_Given problem_: From the entries below, list each line with "JSON".
### Data lines ###
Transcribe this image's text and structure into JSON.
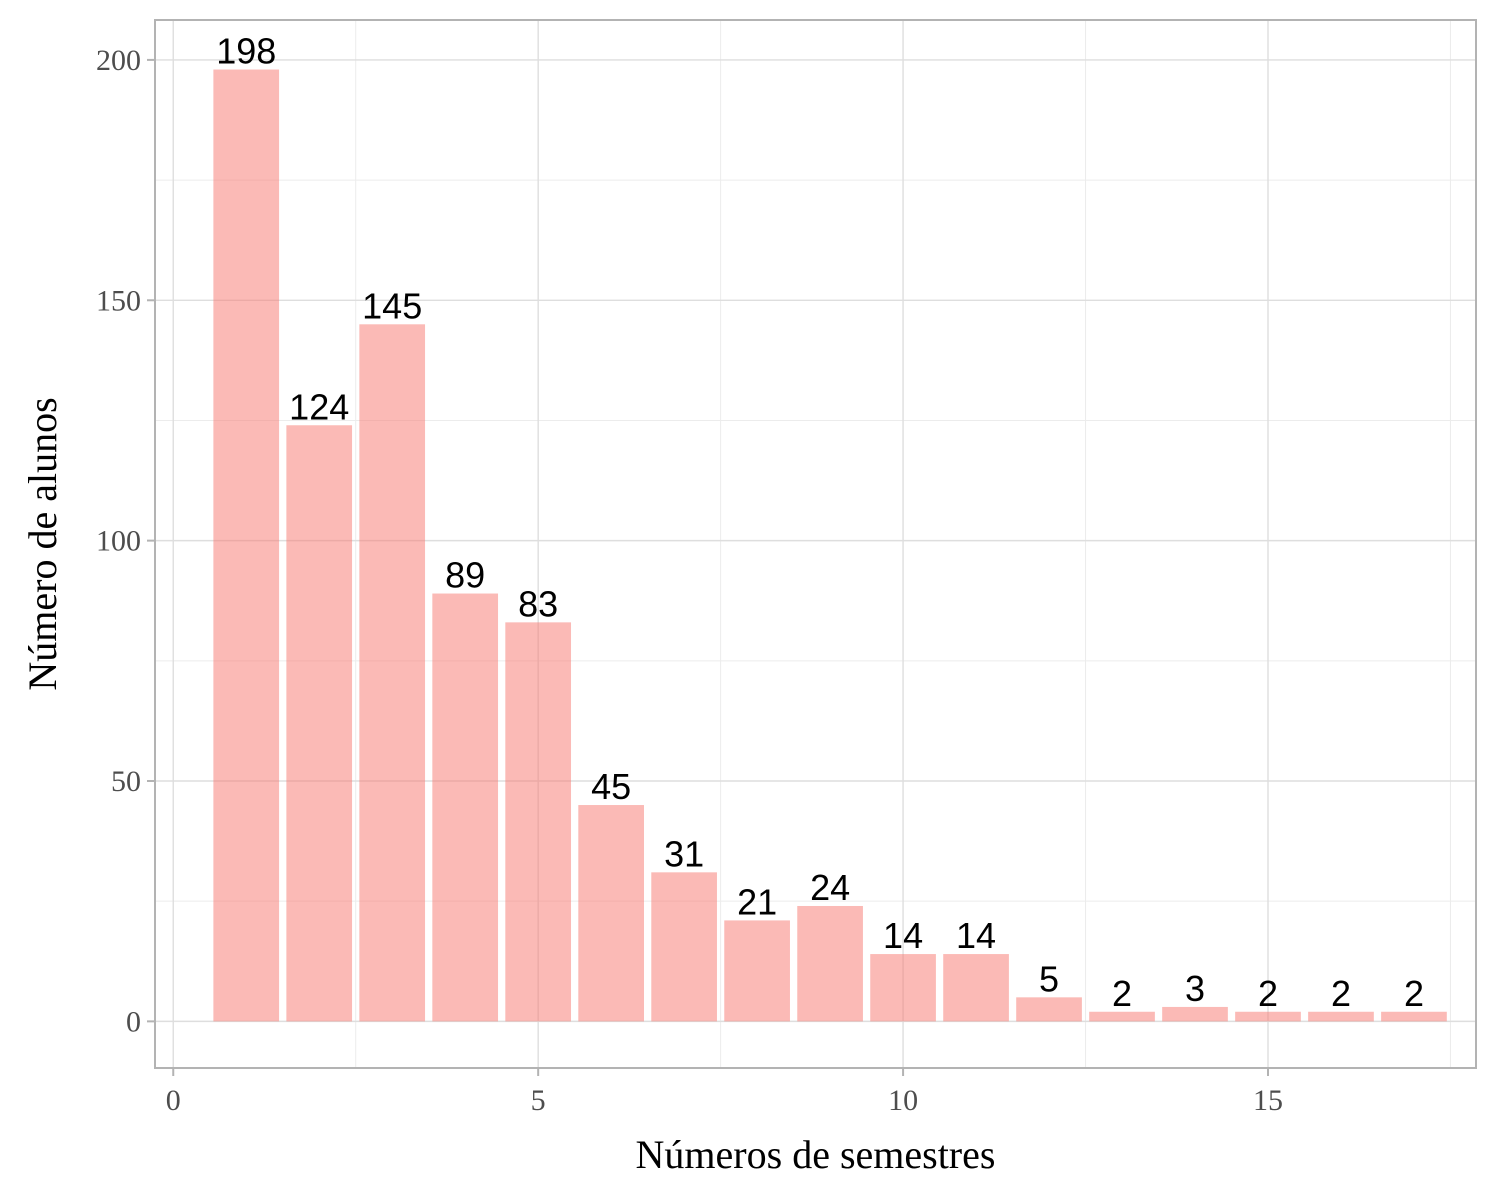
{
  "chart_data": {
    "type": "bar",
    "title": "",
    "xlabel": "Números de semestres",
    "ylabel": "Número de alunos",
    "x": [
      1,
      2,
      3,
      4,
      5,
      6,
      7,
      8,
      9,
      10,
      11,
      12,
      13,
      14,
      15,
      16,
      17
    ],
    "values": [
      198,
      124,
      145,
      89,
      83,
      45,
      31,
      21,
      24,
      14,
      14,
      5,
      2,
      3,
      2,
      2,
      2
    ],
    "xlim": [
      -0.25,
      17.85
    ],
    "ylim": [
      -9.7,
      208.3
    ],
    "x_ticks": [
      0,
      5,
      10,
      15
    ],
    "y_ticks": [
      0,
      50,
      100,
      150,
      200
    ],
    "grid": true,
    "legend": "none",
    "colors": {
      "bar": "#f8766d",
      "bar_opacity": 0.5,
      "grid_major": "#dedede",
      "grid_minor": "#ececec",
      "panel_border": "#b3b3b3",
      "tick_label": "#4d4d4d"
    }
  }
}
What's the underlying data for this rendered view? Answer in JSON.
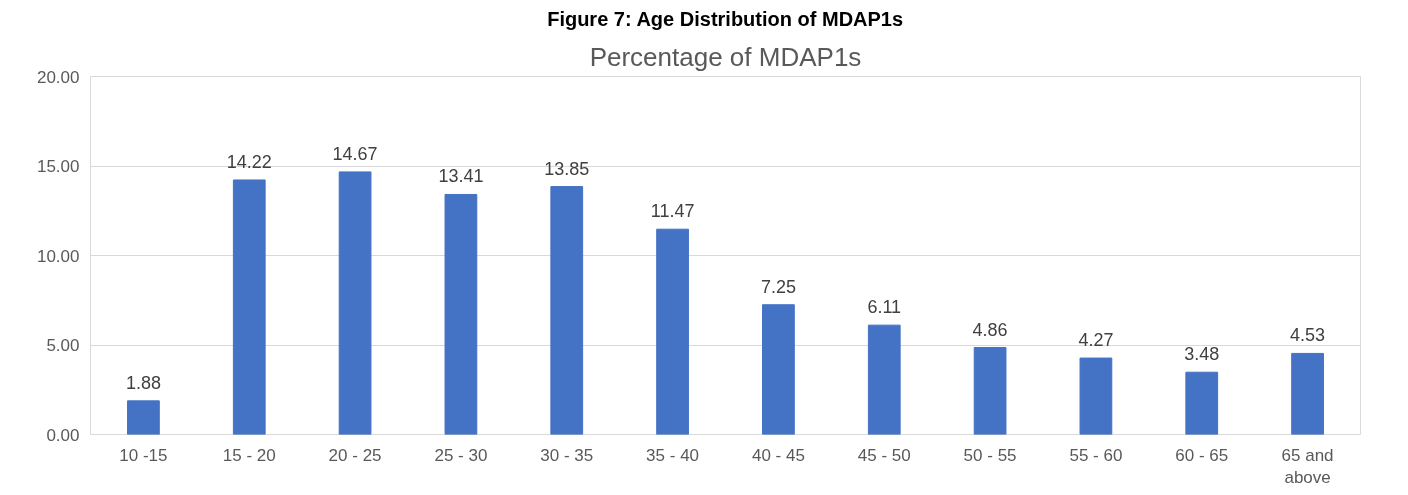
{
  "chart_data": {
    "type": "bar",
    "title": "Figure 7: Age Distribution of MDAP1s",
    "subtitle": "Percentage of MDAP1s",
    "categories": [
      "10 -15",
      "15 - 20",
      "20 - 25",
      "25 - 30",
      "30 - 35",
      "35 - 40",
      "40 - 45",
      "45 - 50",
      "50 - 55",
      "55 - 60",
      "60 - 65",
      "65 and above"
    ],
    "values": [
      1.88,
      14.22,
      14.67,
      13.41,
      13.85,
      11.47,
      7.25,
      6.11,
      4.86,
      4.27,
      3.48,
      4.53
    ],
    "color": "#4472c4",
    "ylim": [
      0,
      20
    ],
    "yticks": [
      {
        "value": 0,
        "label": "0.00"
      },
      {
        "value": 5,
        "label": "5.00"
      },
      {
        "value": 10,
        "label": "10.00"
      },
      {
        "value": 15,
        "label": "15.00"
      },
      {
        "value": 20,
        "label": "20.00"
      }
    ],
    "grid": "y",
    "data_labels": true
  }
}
###
_Answer for the task_:
Transcribe this image's text and structure into JSON.
What's the underlying data for this rendered view? Answer in JSON.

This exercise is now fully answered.